(Stored items)
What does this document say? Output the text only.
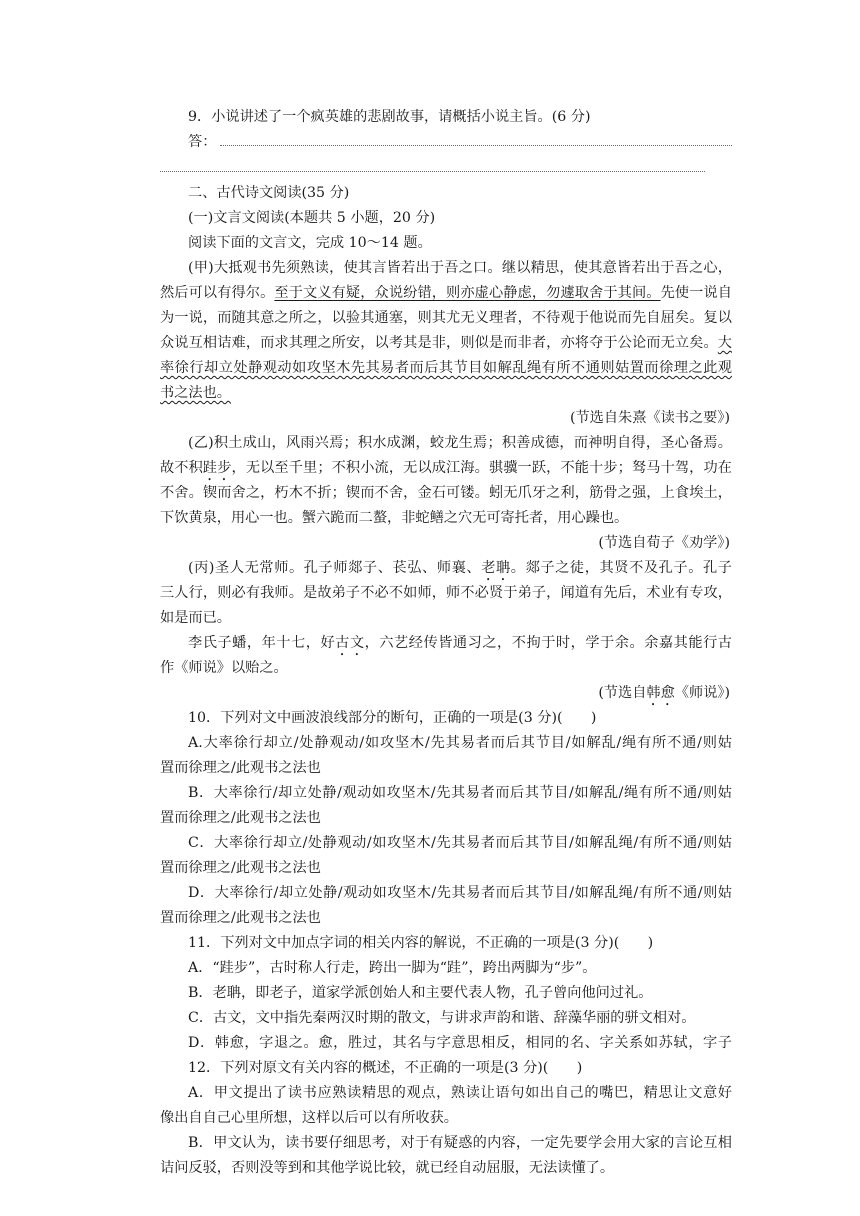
9．小说讲述了一个疯英雄的悲剧故事，请概括小说主旨。(6 分)
答：
二、古代诗文阅读(35 分)
(一)文言文阅读(本题共 5 小题，20 分)
阅读下面的文言文，完成 10～14 题。
(甲)大抵观书先须熟读，使其言皆若出于吾之口。继以精思，使其意皆若出于吾之心，
然后可以有得尔。至于文义有疑，众说纷错，则亦虚心静虑，勿遽取舍于其间。先使一说自
为一说，而随其意之所之，以验其通塞，则其尤无义理者，不待观于他说而先自屈矣。复以
众说互相诘难，而求其理之所安，以考其是非，则似是而非者，亦将夺于公论而无立矣。大
率徐行却立处静观动如攻坚木先其易者而后其节目如解乱绳有所不通则姑置而徐理之此观
书之法也。
(节选自朱熹《读书之要》)
(乙)积土成山，风雨兴焉；积水成渊，蛟龙生焉；积善成德，而神明自得，圣心备焉。
故不积跬步，无以至千里；不积小流，无以成江海。骐骥一跃，不能十步；驽马十驾，功在
不舍。锲而舍之，朽木不折；锲而不舍，金石可镂。蚓无爪牙之利，筋骨之强，上食埃土，
下饮黄泉，用心一也。蟹六跪而二螯，非蛇鳝之穴无可寄托者，用心躁也。
(节选自荀子《劝学》)
(丙)圣人无常师。孔子师郯子、苌弘、师襄、老聃。郯子之徒，其贤不及孔子。孔子
三人行，则必有我师。是故弟子不必不如师，师不必贤于弟子，闻道有先后，术业有专攻，
如是而已。
李氏子蟠，年十七，好古文，六艺经传皆通习之，不拘于时，学于余。余嘉其能行古
作《师说》以贻之。
(节选自韩愈《师说》)
10．下列对文中画波浪线部分的断句，正确的一项是(3 分)(　　)
A.大率徐行却立/处静观动/如攻坚木/先其易者而后其节目/如解乱/绳有所不通/则姑
置而徐理之/此观书之法也
B．大率徐行/却立处静/观动如攻坚木/先其易者而后其节目/如解乱/绳有所不通/则姑
置而徐理之/此观书之法也
C．大率徐行却立/处静观动/如攻坚木/先其易者而后其节目/如解乱绳/有所不通/则姑
置而徐理之/此观书之法也
D．大率徐行/却立处静/观动如攻坚木/先其易者而后其节目/如解乱绳/有所不通/则姑
置而徐理之/此观书之法也
11．下列对文中加点字词的相关内容的解说，不正确的一项是(3 分)(　　)
A．“跬步”，古时称人行走，跨出一脚为“跬”，跨出两脚为“步”。
B．老聃，即老子，道家学派创始人和主要代表人物，孔子曾向他问过礼。
C．古文，文中指先秦两汉时期的散文，与讲求声韵和谐、辞藻华丽的骈文相对。
D．韩愈，字退之。愈，胜过，其名与字意思相反，相同的名、字关系如苏轼，字子
12．下列对原文有关内容的概述，不正确的一项是(3 分)(　　)
A．甲文提出了读书应熟读精思的观点，熟读让语句如出自己的嘴巴，精思让文意好
像出自自己心里所想，这样以后可以有所收获。
B．甲文认为，读书要仔细思考，对于有疑惑的内容，一定先要学会用大家的言论互相
诘问反驳，否则没等到和其他学说比较，就已经自动屈服，无法读懂了。
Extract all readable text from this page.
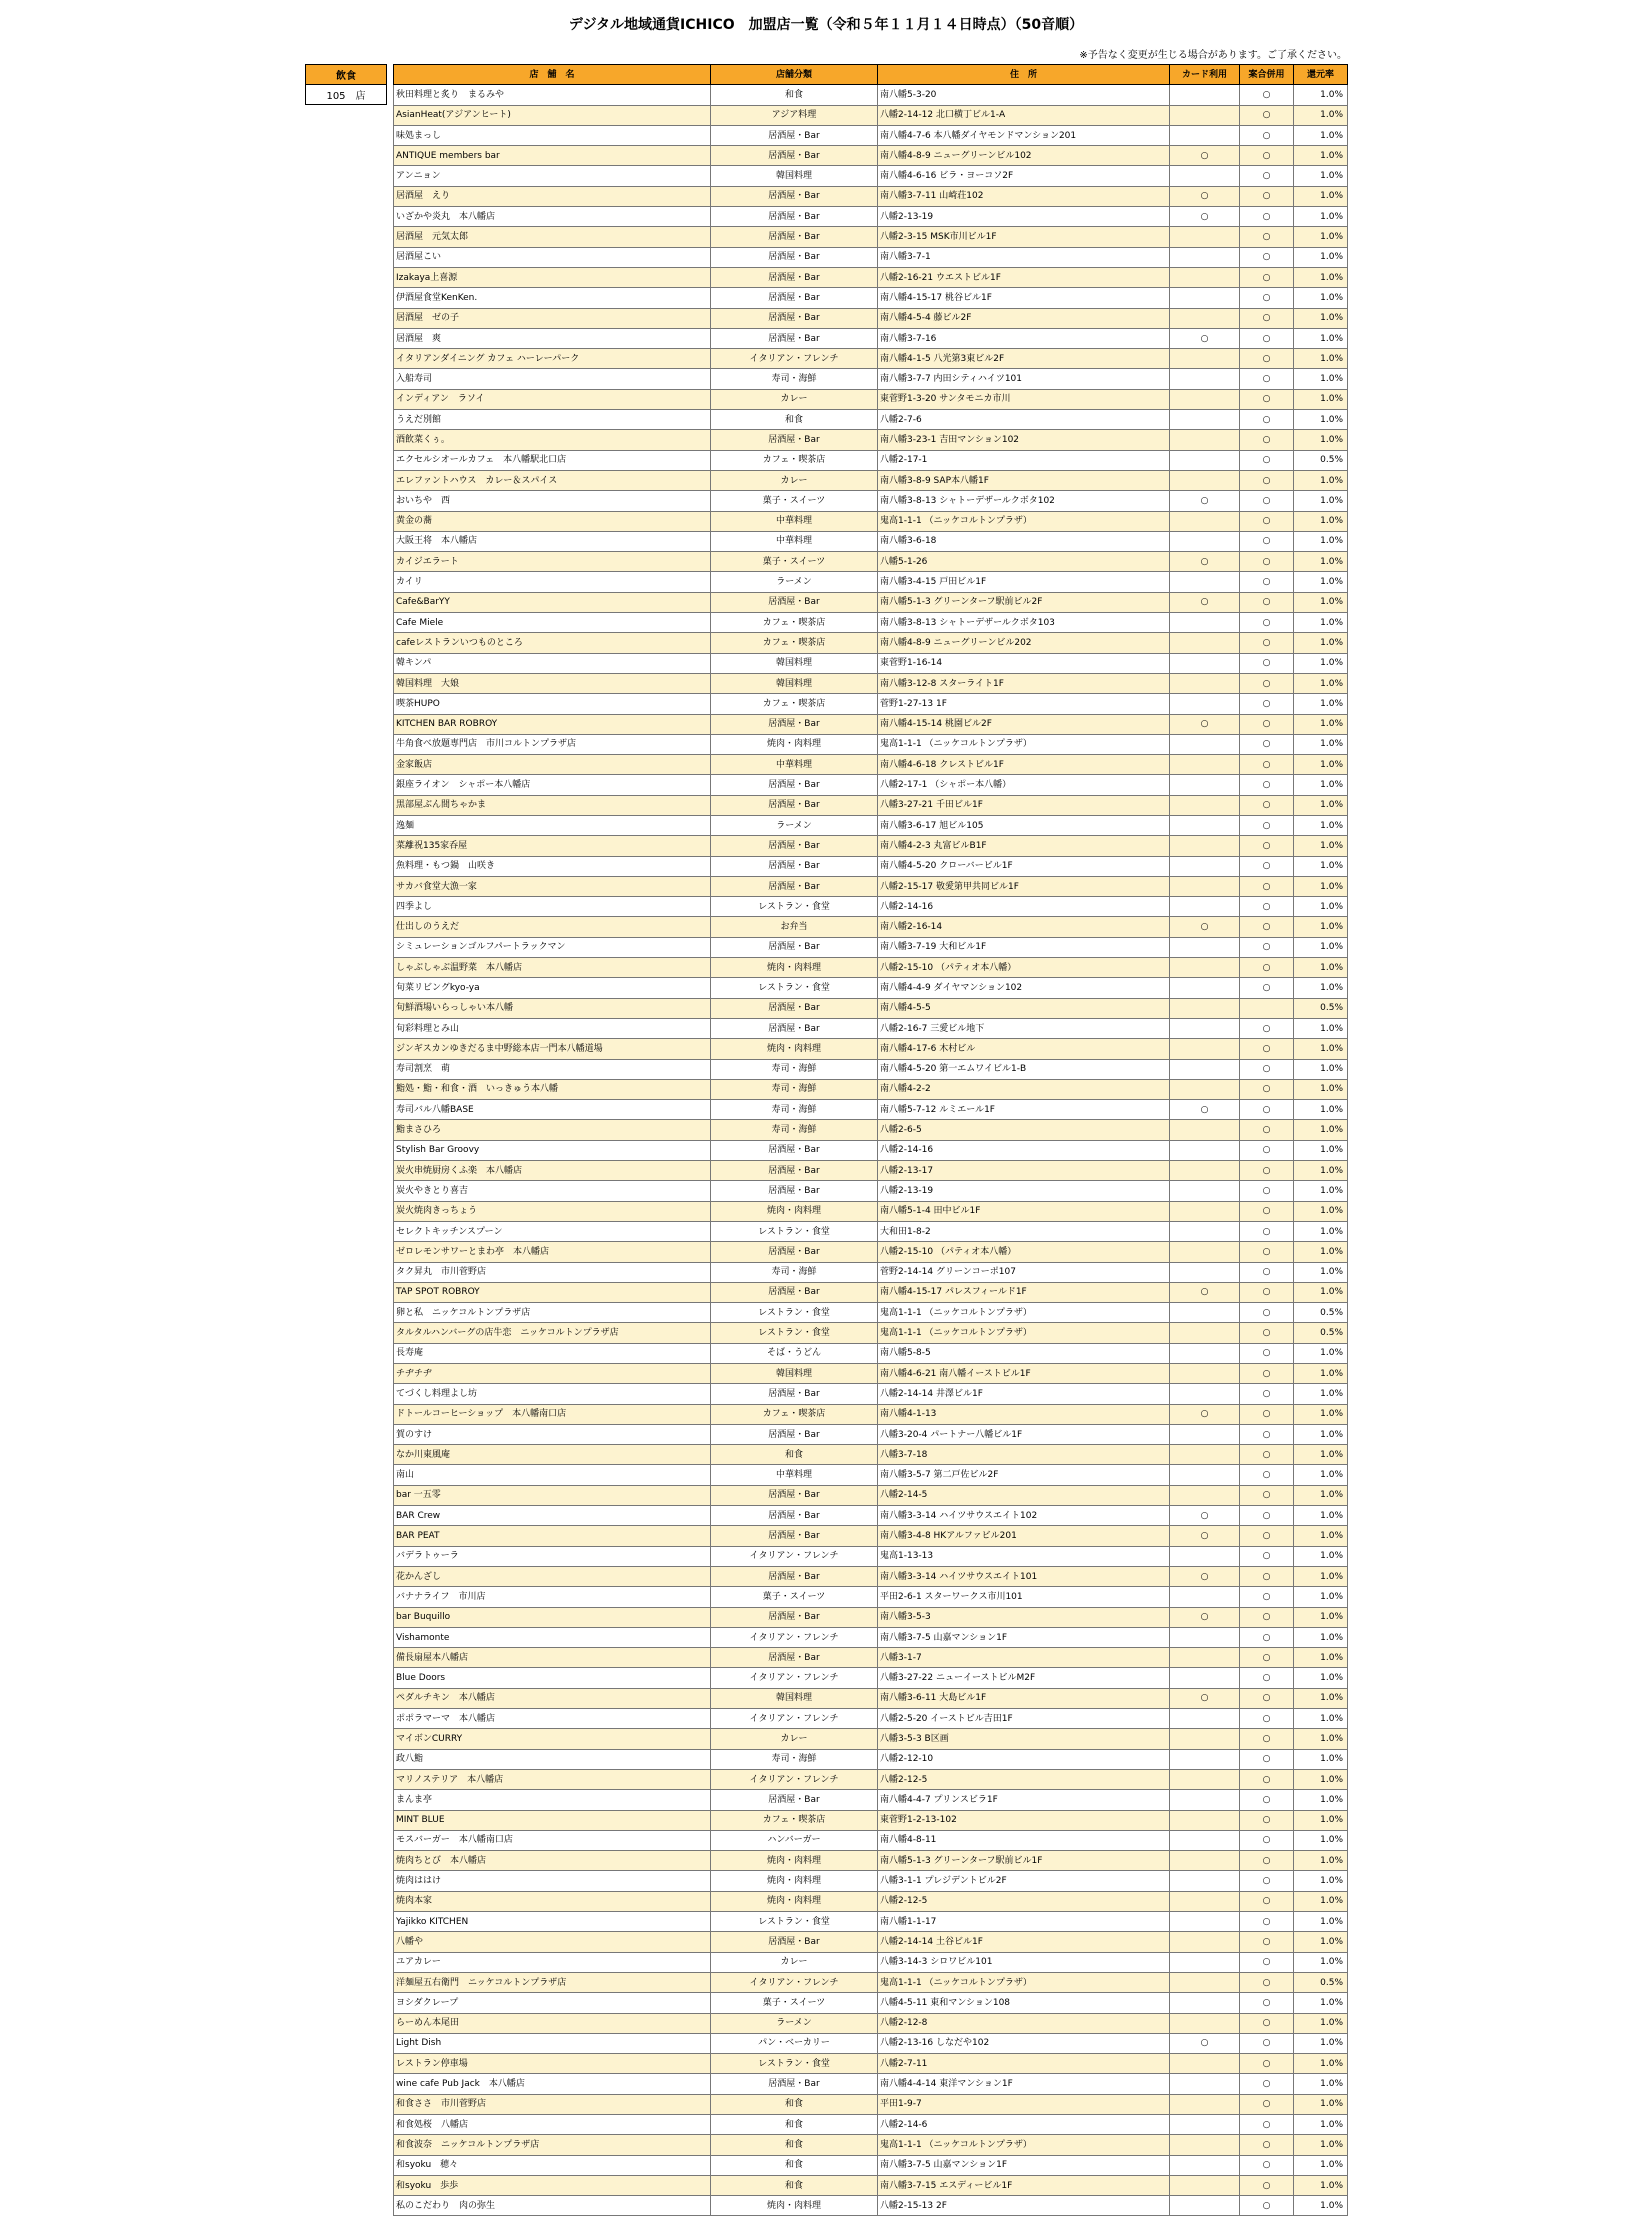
デジタル地域通貨ICHICO　加盟店一覧（令和５年１１月１４日時点）（50音順）
※予告なく変更が生じる場合があります。ご了承ください。
飲食
105　店
店　舗　名	店舗分類	住　所	カード利用	案合併用	還元率
秋田料理と炙り　まるみや	和食	南八幡5-3-20		○	1.0%
AsianHeat(アジアンヒート)	アジア料理	八幡2-14-12 北口横丁ビル1-A		○	1.0%
味処まっし	居酒屋・Bar	南八幡4-7-6 本八幡ダイヤモンドマンション201		○	1.0%
ANTIQUE members bar	居酒屋・Bar	南八幡4-8-9 ニューグリーンビル102	○	○	1.0%
アンニョン	韓国料理	南八幡4-6-16 ビラ・ヨーコソ2F		○	1.0%
居酒屋　えり	居酒屋・Bar	南八幡3-7-11 山崎荘102	○	○	1.0%
いざかや炎丸　本八幡店	居酒屋・Bar	八幡2-13-19	○	○	1.0%
居酒屋　元気太郎	居酒屋・Bar	八幡2-3-15 MSK市川ビル1F		○	1.0%
居酒屋こい	居酒屋・Bar	南八幡3-7-1		○	1.0%
Izakaya上喜源	居酒屋・Bar	八幡2-16-21 ウエストビル1F		○	1.0%
伊酒屋食堂KenKen.	居酒屋・Bar	南八幡4-15-17 桃谷ビル1F		○	1.0%
居酒屋　ゼの子	居酒屋・Bar	南八幡4-5-4 藤ビル2F		○	1.0%
居酒屋　爽	居酒屋・Bar	南八幡3-7-16	○	○	1.0%
イタリアンダイニング カフェ ハーレーパーク	イタリアン・フレンチ	南八幡4-1-5 八光第3東ビル2F		○	1.0%
入船寿司	寿司・海鮮	南八幡3-7-7 内田シティハイツ101		○	1.0%
インディアン　ラソイ	カレー	東菅野1-3-20 サンタモニカ市川		○	1.0%
うえだ別館	和食	八幡2-7-6		○	1.0%
酒飲菜くぅ。	居酒屋・Bar	南八幡3-23-1 吉田マンション102		○	1.0%
エクセルシオールカフェ　本八幡駅北口店	カフェ・喫茶店	八幡2-17-1		○	0.5%
エレファントハウス　カレー＆スパイス	カレー	南八幡3-8-9 SAP本八幡1F		○	1.0%
おいちや　西	菓子・スイーツ	南八幡3-8-13 シャトーデザールクボタ102	○	○	1.0%
黄金の蕎	中華料理	鬼高1-1-1 （ニッケコルトンプラザ）		○	1.0%
大阪王将　本八幡店	中華料理	南八幡3-6-18		○	1.0%
カイジエラート	菓子・スイーツ	八幡5-1-26	○	○	1.0%
カイリ	ラーメン	南八幡3-4-15 戸田ビル1F		○	1.0%
Cafe&BarYY	居酒屋・Bar	南八幡5-1-3 グリーンターフ駅前ビル2F	○	○	1.0%
Cafe Miele	カフェ・喫茶店	南八幡3-8-13 シャトーデザールクボタ103		○	1.0%
cafeレストランいつものところ	カフェ・喫茶店	南八幡4-8-9 ニューグリーンビル202		○	1.0%
韓キンパ	韓国料理	東菅野1-16-14		○	1.0%
韓国料理　大娘	韓国料理	南八幡3-12-8 スターライト1F		○	1.0%
喫茶HUPO	カフェ・喫茶店	菅野1-27-13 1F		○	1.0%
KITCHEN BAR ROBROY	居酒屋・Bar	南八幡4-15-14 桃園ビル2F	○	○	1.0%
牛角食べ放題専門店　市川コルトンプラザ店	焼肉・肉料理	鬼高1-1-1 （ニッケコルトンプラザ）		○	1.0%
金家飯店	中華料理	南八幡4-6-18 クレストビル1F		○	1.0%
銀座ライオン　シャポー本八幡店	居酒屋・Bar	八幡2-17-1 （シャポー本八幡）		○	1.0%
黒部屋ぶん間ちゃかま	居酒屋・Bar	八幡3-27-21 千田ビル1F		○	1.0%
逸麺	ラーメン	南八幡3-6-17 旭ビル105		○	1.0%
菜離祝135家呑屋	居酒屋・Bar	南八幡4-2-3 丸富ビルB1F		○	1.0%
魚料理・もつ鍋　山咲き	居酒屋・Bar	南八幡4-5-20 クローバービル1F		○	1.0%
サカバ食堂大漁一家	居酒屋・Bar	八幡2-15-17 敬愛第甲共同ビル1F		○	1.0%
四季よし	レストラン・食堂	八幡2-14-16		○	1.0%
仕出しのうえだ	お弁当	南八幡2-16-14	○	○	1.0%
シミュレーションゴルフパートラックマン	居酒屋・Bar	南八幡3-7-19 大和ビル1F		○	1.0%
しゃぶしゃぶ温野菜　本八幡店	焼肉・肉料理	八幡2-15-10 （パティオ本八幡）		○	1.0%
旬菜リビングkyo-ya	レストラン・食堂	南八幡4-4-9 ダイヤマンション102		○	1.0%
旬鮮酒場いらっしゃい本八幡	居酒屋・Bar	南八幡4-5-5			0.5%
旬彩料理とみ山	居酒屋・Bar	八幡2-16-7 三愛ビル地下		○	1.0%
ジンギスカンゆきだるま中野総本店一門本八幡道場	焼肉・肉料理	南八幡4-17-6 木村ビル		○	1.0%
寿司割烹　萌	寿司・海鮮	南八幡4-5-20 第一エムワイビル1-B		○	1.0%
鮨処・鮨・和食・酒　いっきゅう本八幡	寿司・海鮮	南八幡4-2-2		○	1.0%
寿司バル八幡BASE	寿司・海鮮	南八幡5-7-12 ルミエール1F	○	○	1.0%
鮨まさひろ	寿司・海鮮	八幡2-6-5		○	1.0%
Stylish Bar Groovy	居酒屋・Bar	八幡2-14-16		○	1.0%
炭火串焼厨房くふ楽　本八幡店	居酒屋・Bar	八幡2-13-17		○	1.0%
炭火やきとり喜吉	居酒屋・Bar	八幡2-13-19		○	1.0%
炭火焼肉きっちょう	焼肉・肉料理	南八幡5-1-4 田中ビル1F		○	1.0%
セレクトキッチンスプーン	レストラン・食堂	大和田1-8-2		○	1.0%
ゼロレモンサワーとまわ亭　本八幡店	居酒屋・Bar	八幡2-15-10 （パティオ本八幡）		○	1.0%
タク昇丸　市川菅野店	寿司・海鮮	菅野2-14-14 グリーンコーポ107		○	1.0%
TAP SPOT ROBROY	居酒屋・Bar	南八幡4-15-17 パレスフィールド1F	○	○	1.0%
卵と私　ニッケコルトンプラザ店	レストラン・食堂	鬼高1-1-1 （ニッケコルトンプラザ）		○	0.5%
タルタルハンバーグの店牛恋　ニッケコルトンプラザ店	レストラン・食堂	鬼高1-1-1 （ニッケコルトンプラザ）		○	0.5%
長寿庵	そば・うどん	南八幡5-8-5		○	1.0%
チヂチヂ	韓国料理	南八幡4-6-21 南八幡イーストビル1F		○	1.0%
てづくし料理よし坊	居酒屋・Bar	八幡2-14-14 井澤ビル1F		○	1.0%
ドトールコーヒーショップ　本八幡南口店	カフェ・喫茶店	南八幡4-1-13	○	○	1.0%
賀のすけ	居酒屋・Bar	八幡3-20-4 パートナー八幡ビル1F		○	1.0%
なか川東風庵	和食	八幡3-7-18		○	1.0%
南山	中華料理	南八幡3-5-7 第二戸佐ビル2F		○	1.0%
bar 一五零	居酒屋・Bar	八幡2-14-5		○	1.0%
BAR Crew	居酒屋・Bar	南八幡3-3-14 ハイツサウスエイト102	○	○	1.0%
BAR PEAT	居酒屋・Bar	南八幡3-4-8 HKアルファビル201	○	○	1.0%
バデラトゥーラ	イタリアン・フレンチ	鬼高1-13-13		○	1.0%
花かんざし	居酒屋・Bar	南八幡3-3-14 ハイツサウスエイト101	○	○	1.0%
バナナライフ　市川店	菓子・スイーツ	平田2-6-1 スターワークス市川101		○	1.0%
bar Buquillo	居酒屋・Bar	南八幡3-5-3	○	○	1.0%
Vishamonte	イタリアン・フレンチ	南八幡3-7-5 山嘉マンション1F		○	1.0%
備長扇屋本八幡店	居酒屋・Bar	八幡3-1-7		○	1.0%
Blue Doors	イタリアン・フレンチ	八幡3-27-22 ニューイーストビルM2F		○	1.0%
ペダルチキン　本八幡店	韓国料理	南八幡3-6-11 大島ビル1F	○	○	1.0%
ポポラマーマ　本八幡店	イタリアン・フレンチ	八幡2-5-20 イーストビル吉田1F		○	1.0%
マイボンCURRY	カレー	八幡3-5-3 B区画		○	1.0%
政八鮨	寿司・海鮮	八幡2-12-10		○	1.0%
マリノステリア　本八幡店	イタリアン・フレンチ	八幡2-12-5		○	1.0%
まんま亭	居酒屋・Bar	南八幡4-4-7 プリンスビラ1F		○	1.0%
MINT BLUE	カフェ・喫茶店	東菅野1-2-13-102		○	1.0%
モスバーガー　本八幡南口店	ハンバーガー	南八幡4-8-11		○	1.0%
焼肉ちとび　本八幡店	焼肉・肉料理	南八幡5-1-3 グリーンターフ駅前ビル1F		○	1.0%
焼肉ははけ	焼肉・肉料理	八幡3-1-1 プレジデントビル2F		○	1.0%
焼肉本家	焼肉・肉料理	八幡2-12-5		○	1.0%
Yajikko KITCHEN	レストラン・食堂	南八幡1-1-17		○	1.0%
八幡や	居酒屋・Bar	八幡2-14-14 土谷ビル1F		○	1.0%
ユアカレー	カレー	八幡3-14-3 シロワビル101		○	1.0%
洋麺屋五右衛門　ニッケコルトンプラザ店	イタリアン・フレンチ	鬼高1-1-1 （ニッケコルトンプラザ）		○	0.5%
ヨシダクレープ	菓子・スイーツ	八幡4-5-11 東和マンション108		○	1.0%
らーめん本尾田	ラーメン	八幡2-12-8		○	1.0%
Light Dish	パン・ベーカリー	八幡2-13-16 しなだや102	○	○	1.0%
レストラン停車場	レストラン・食堂	八幡2-7-11		○	1.0%
wine cafe Pub Jack　本八幡店	居酒屋・Bar	南八幡4-4-14 東洋マンション1F		○	1.0%
和食ささ　市川菅野店	和食	平田1-9-7		○	1.0%
和食処桜　八幡店	和食	八幡2-14-6		○	1.0%
和食波奈　ニッケコルトンプラザ店	和食	鬼高1-1-1 （ニッケコルトンプラザ）		○	1.0%
和syoku　穂々	和食	南八幡3-7-5 山嘉マンション1F		○	1.0%
和syoku　歩歩	和食	南八幡3-7-15 エスディービル1F		○	1.0%
私のこだわり　肉の弥生	焼肉・肉料理	八幡2-15-13 2F		○	1.0%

> [TASK DETAILS] Looking at the data above, show all lines where the word "ROBROY" occurs.

> [RESPONSE TO THIS EXERCISE]
KITCHEN BAR ROBROY	居酒屋・Bar	南八幡4-15-14 桃園ビル2F	○	○	1.0%
TAP SPOT ROBROY	居酒屋・Bar	南八幡4-15-17 パレスフィールド1F	○	○	1.0%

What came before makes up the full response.